Data items:
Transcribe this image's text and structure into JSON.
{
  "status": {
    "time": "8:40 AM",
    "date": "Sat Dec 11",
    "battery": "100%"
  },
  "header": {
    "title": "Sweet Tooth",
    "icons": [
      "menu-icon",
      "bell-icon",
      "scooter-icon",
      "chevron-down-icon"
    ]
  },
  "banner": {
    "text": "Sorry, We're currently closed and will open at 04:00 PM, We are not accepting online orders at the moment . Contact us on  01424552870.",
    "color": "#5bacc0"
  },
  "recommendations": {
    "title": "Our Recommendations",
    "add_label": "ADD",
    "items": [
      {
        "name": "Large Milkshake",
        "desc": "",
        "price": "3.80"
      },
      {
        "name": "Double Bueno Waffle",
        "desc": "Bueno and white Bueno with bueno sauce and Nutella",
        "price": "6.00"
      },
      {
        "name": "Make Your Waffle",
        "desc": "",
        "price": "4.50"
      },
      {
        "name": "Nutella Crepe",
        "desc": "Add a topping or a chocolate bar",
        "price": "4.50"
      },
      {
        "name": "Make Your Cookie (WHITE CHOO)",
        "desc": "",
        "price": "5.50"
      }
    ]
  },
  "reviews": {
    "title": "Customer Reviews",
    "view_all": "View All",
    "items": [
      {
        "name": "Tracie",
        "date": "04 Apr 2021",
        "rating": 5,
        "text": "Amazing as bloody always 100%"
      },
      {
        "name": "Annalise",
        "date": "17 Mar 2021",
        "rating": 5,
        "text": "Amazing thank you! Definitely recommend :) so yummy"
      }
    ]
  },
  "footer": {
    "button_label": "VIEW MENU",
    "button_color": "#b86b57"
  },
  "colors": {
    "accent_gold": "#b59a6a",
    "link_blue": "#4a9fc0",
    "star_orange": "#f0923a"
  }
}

Task — Where a line contains "Waffle", copy that line.

Full output —
        "name": "Double Bueno Waffle",
        "name": "Make Your Waffle",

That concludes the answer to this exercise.